Begin INPUT RECORDS
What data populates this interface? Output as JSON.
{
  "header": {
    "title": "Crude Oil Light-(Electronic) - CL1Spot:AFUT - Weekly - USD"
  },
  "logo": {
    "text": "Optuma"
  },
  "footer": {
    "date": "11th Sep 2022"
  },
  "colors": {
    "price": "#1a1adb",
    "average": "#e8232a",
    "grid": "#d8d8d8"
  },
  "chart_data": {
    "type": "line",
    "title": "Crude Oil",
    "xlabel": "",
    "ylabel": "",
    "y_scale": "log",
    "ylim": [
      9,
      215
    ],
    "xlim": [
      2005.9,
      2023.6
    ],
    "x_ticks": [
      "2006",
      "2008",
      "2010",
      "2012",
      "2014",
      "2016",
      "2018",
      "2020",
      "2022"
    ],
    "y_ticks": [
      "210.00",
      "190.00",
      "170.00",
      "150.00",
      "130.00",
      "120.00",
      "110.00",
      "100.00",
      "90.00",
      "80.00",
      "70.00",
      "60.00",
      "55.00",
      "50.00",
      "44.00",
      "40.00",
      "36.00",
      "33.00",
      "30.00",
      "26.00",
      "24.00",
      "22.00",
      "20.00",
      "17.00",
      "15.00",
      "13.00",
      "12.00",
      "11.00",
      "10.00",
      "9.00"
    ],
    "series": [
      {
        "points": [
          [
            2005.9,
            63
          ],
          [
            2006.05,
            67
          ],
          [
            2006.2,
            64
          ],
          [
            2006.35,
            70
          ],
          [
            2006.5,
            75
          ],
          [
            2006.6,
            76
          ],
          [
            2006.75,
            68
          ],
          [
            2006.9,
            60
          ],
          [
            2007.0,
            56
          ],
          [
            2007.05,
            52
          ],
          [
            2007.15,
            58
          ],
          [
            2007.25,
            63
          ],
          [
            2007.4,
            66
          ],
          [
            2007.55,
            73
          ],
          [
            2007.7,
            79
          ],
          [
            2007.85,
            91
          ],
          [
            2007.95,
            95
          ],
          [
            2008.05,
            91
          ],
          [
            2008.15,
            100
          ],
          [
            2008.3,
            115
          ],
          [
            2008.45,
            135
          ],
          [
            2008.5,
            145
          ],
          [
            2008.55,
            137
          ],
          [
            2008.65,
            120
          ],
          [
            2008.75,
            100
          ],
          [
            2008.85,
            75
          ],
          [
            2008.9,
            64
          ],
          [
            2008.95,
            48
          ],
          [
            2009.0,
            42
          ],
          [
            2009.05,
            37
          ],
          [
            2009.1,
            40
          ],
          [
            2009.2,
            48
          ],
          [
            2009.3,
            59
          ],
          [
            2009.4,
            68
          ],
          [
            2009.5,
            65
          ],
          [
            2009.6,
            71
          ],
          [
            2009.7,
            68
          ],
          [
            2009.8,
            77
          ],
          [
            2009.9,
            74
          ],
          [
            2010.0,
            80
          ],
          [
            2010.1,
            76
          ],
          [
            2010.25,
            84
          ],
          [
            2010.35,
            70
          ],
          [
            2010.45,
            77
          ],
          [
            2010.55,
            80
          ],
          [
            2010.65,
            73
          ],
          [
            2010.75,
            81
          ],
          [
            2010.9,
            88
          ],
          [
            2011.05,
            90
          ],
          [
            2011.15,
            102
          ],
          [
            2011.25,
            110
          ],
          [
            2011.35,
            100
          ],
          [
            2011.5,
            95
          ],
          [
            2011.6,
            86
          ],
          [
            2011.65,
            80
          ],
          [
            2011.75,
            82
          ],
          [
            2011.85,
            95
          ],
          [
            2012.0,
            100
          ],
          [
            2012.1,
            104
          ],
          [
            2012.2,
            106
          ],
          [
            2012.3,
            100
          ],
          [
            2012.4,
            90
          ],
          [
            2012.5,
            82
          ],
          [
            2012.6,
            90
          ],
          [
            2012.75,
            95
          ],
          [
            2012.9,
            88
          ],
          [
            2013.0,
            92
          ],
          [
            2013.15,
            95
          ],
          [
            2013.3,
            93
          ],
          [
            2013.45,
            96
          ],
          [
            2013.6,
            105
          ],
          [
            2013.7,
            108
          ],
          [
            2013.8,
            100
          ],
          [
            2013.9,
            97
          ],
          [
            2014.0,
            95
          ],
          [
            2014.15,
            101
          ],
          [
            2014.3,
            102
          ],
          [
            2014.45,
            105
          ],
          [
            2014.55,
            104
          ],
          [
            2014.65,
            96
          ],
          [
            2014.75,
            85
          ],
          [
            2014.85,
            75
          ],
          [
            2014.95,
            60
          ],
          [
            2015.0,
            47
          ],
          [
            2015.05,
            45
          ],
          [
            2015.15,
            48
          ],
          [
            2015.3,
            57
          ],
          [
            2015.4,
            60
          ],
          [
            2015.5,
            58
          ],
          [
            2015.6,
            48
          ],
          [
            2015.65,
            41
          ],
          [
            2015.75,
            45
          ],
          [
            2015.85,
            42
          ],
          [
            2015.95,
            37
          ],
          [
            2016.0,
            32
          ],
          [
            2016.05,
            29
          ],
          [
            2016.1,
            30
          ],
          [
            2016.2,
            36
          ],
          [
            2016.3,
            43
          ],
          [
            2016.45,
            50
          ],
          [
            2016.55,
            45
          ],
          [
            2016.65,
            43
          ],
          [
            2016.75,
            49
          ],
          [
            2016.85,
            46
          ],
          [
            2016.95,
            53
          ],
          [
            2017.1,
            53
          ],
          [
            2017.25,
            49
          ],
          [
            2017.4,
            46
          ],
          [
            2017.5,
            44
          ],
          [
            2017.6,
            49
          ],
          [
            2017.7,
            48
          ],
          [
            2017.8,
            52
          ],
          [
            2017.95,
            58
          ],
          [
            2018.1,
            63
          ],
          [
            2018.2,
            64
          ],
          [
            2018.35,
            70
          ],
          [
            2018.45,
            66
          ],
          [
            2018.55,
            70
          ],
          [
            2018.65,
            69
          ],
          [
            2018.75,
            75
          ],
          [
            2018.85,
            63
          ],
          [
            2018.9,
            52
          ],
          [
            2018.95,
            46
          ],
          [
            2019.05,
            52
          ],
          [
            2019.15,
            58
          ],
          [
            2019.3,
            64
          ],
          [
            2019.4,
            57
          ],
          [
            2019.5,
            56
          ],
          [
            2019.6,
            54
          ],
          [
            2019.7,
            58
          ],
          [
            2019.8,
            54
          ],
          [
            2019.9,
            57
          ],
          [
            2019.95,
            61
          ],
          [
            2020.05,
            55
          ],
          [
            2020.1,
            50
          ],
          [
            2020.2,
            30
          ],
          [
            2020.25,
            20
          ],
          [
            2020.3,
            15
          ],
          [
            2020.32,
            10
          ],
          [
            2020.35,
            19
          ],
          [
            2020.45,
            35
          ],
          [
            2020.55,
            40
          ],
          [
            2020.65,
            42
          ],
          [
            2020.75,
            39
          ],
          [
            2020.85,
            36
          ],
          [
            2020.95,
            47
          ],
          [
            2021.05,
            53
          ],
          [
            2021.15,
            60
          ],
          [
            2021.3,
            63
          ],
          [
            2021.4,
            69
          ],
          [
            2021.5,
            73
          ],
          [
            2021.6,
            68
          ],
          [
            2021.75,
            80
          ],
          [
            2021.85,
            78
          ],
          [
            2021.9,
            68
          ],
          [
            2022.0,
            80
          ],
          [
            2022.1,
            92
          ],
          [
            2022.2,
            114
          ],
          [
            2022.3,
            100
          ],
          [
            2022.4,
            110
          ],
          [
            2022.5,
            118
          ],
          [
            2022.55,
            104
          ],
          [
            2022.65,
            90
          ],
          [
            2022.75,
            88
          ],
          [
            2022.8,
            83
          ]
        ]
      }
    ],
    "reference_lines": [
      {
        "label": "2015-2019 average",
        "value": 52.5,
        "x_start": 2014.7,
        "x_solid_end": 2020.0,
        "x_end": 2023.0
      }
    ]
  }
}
End INPUT RECORDS
**TASK DESCRIPTION:** Transcribe every entry verbatim.

**SOLVED EXERCISE:**
What data populates this interface? Output as JSON.
{
  "header": {
    "title": "Crude Oil Light-(Electronic) - CL1Spot:AFUT - Weekly - USD"
  },
  "logo": {
    "text": "Optuma"
  },
  "footer": {
    "date": "11th Sep 2022"
  },
  "colors": {
    "price": "#1a1adb",
    "average": "#e8232a",
    "grid": "#d8d8d8"
  },
  "chart_data": {
    "type": "line",
    "title": "Crude Oil",
    "xlabel": "",
    "ylabel": "",
    "y_scale": "log",
    "ylim": [
      9,
      215
    ],
    "xlim": [
      2005.9,
      2023.6
    ],
    "x_ticks": [
      "2006",
      "2008",
      "2010",
      "2012",
      "2014",
      "2016",
      "2018",
      "2020",
      "2022"
    ],
    "y_ticks": [
      "210.00",
      "190.00",
      "170.00",
      "150.00",
      "130.00",
      "120.00",
      "110.00",
      "100.00",
      "90.00",
      "80.00",
      "70.00",
      "60.00",
      "55.00",
      "50.00",
      "44.00",
      "40.00",
      "36.00",
      "33.00",
      "30.00",
      "26.00",
      "24.00",
      "22.00",
      "20.00",
      "17.00",
      "15.00",
      "13.00",
      "12.00",
      "11.00",
      "10.00",
      "9.00"
    ],
    "series": [
      {
        "points": [
          [
            2005.9,
            63
          ],
          [
            2006.05,
            67
          ],
          [
            2006.2,
            64
          ],
          [
            2006.35,
            70
          ],
          [
            2006.5,
            75
          ],
          [
            2006.6,
            76
          ],
          [
            2006.75,
            68
          ],
          [
            2006.9,
            60
          ],
          [
            2007.0,
            56
          ],
          [
            2007.05,
            52
          ],
          [
            2007.15,
            58
          ],
          [
            2007.25,
            63
          ],
          [
            2007.4,
            66
          ],
          [
            2007.55,
            73
          ],
          [
            2007.7,
            79
          ],
          [
            2007.85,
            91
          ],
          [
            2007.95,
            95
          ],
          [
            2008.05,
            91
          ],
          [
            2008.15,
            100
          ],
          [
            2008.3,
            115
          ],
          [
            2008.45,
            135
          ],
          [
            2008.5,
            145
          ],
          [
            2008.55,
            137
          ],
          [
            2008.65,
            120
          ],
          [
            2008.75,
            100
          ],
          [
            2008.85,
            75
          ],
          [
            2008.9,
            64
          ],
          [
            2008.95,
            48
          ],
          [
            2009.0,
            42
          ],
          [
            2009.05,
            37
          ],
          [
            2009.1,
            40
          ],
          [
            2009.2,
            48
          ],
          [
            2009.3,
            59
          ],
          [
            2009.4,
            68
          ],
          [
            2009.5,
            65
          ],
          [
            2009.6,
            71
          ],
          [
            2009.7,
            68
          ],
          [
            2009.8,
            77
          ],
          [
            2009.9,
            74
          ],
          [
            2010.0,
            80
          ],
          [
            2010.1,
            76
          ],
          [
            2010.25,
            84
          ],
          [
            2010.35,
            70
          ],
          [
            2010.45,
            77
          ],
          [
            2010.55,
            80
          ],
          [
            2010.65,
            73
          ],
          [
            2010.75,
            81
          ],
          [
            2010.9,
            88
          ],
          [
            2011.05,
            90
          ],
          [
            2011.15,
            102
          ],
          [
            2011.25,
            110
          ],
          [
            2011.35,
            100
          ],
          [
            2011.5,
            95
          ],
          [
            2011.6,
            86
          ],
          [
            2011.65,
            80
          ],
          [
            2011.75,
            82
          ],
          [
            2011.85,
            95
          ],
          [
            2012.0,
            100
          ],
          [
            2012.1,
            104
          ],
          [
            2012.2,
            106
          ],
          [
            2012.3,
            100
          ],
          [
            2012.4,
            90
          ],
          [
            2012.5,
            82
          ],
          [
            2012.6,
            90
          ],
          [
            2012.75,
            95
          ],
          [
            2012.9,
            88
          ],
          [
            2013.0,
            92
          ],
          [
            2013.15,
            95
          ],
          [
            2013.3,
            93
          ],
          [
            2013.45,
            96
          ],
          [
            2013.6,
            105
          ],
          [
            2013.7,
            108
          ],
          [
            2013.8,
            100
          ],
          [
            2013.9,
            97
          ],
          [
            2014.0,
            95
          ],
          [
            2014.15,
            101
          ],
          [
            2014.3,
            102
          ],
          [
            2014.45,
            105
          ],
          [
            2014.55,
            104
          ],
          [
            2014.65,
            96
          ],
          [
            2014.75,
            85
          ],
          [
            2014.85,
            75
          ],
          [
            2014.95,
            60
          ],
          [
            2015.0,
            47
          ],
          [
            2015.05,
            45
          ],
          [
            2015.15,
            48
          ],
          [
            2015.3,
            57
          ],
          [
            2015.4,
            60
          ],
          [
            2015.5,
            58
          ],
          [
            2015.6,
            48
          ],
          [
            2015.65,
            41
          ],
          [
            2015.75,
            45
          ],
          [
            2015.85,
            42
          ],
          [
            2015.95,
            37
          ],
          [
            2016.0,
            32
          ],
          [
            2016.05,
            29
          ],
          [
            2016.1,
            30
          ],
          [
            2016.2,
            36
          ],
          [
            2016.3,
            43
          ],
          [
            2016.45,
            50
          ],
          [
            2016.55,
            45
          ],
          [
            2016.65,
            43
          ],
          [
            2016.75,
            49
          ],
          [
            2016.85,
            46
          ],
          [
            2016.95,
            53
          ],
          [
            2017.1,
            53
          ],
          [
            2017.25,
            49
          ],
          [
            2017.4,
            46
          ],
          [
            2017.5,
            44
          ],
          [
            2017.6,
            49
          ],
          [
            2017.7,
            48
          ],
          [
            2017.8,
            52
          ],
          [
            2017.95,
            58
          ],
          [
            2018.1,
            63
          ],
          [
            2018.2,
            64
          ],
          [
            2018.35,
            70
          ],
          [
            2018.45,
            66
          ],
          [
            2018.55,
            70
          ],
          [
            2018.65,
            69
          ],
          [
            2018.75,
            75
          ],
          [
            2018.85,
            63
          ],
          [
            2018.9,
            52
          ],
          [
            2018.95,
            46
          ],
          [
            2019.05,
            52
          ],
          [
            2019.15,
            58
          ],
          [
            2019.3,
            64
          ],
          [
            2019.4,
            57
          ],
          [
            2019.5,
            56
          ],
          [
            2019.6,
            54
          ],
          [
            2019.7,
            58
          ],
          [
            2019.8,
            54
          ],
          [
            2019.9,
            57
          ],
          [
            2019.95,
            61
          ],
          [
            2020.05,
            55
          ],
          [
            2020.1,
            50
          ],
          [
            2020.2,
            30
          ],
          [
            2020.25,
            20
          ],
          [
            2020.3,
            15
          ],
          [
            2020.32,
            10
          ],
          [
            2020.35,
            19
          ],
          [
            2020.45,
            35
          ],
          [
            2020.55,
            40
          ],
          [
            2020.65,
            42
          ],
          [
            2020.75,
            39
          ],
          [
            2020.85,
            36
          ],
          [
            2020.95,
            47
          ],
          [
            2021.05,
            53
          ],
          [
            2021.15,
            60
          ],
          [
            2021.3,
            63
          ],
          [
            2021.4,
            69
          ],
          [
            2021.5,
            73
          ],
          [
            2021.6,
            68
          ],
          [
            2021.75,
            80
          ],
          [
            2021.85,
            78
          ],
          [
            2021.9,
            68
          ],
          [
            2022.0,
            80
          ],
          [
            2022.1,
            92
          ],
          [
            2022.2,
            114
          ],
          [
            2022.3,
            100
          ],
          [
            2022.4,
            110
          ],
          [
            2022.5,
            118
          ],
          [
            2022.55,
            104
          ],
          [
            2022.65,
            90
          ],
          [
            2022.75,
            88
          ],
          [
            2022.8,
            83
          ]
        ]
      }
    ],
    "reference_lines": [
      {
        "label": "2015-2019 average",
        "value": 52.5,
        "x_start": 2014.7,
        "x_solid_end": 2020.0,
        "x_end": 2023.0
      }
    ]
  }
}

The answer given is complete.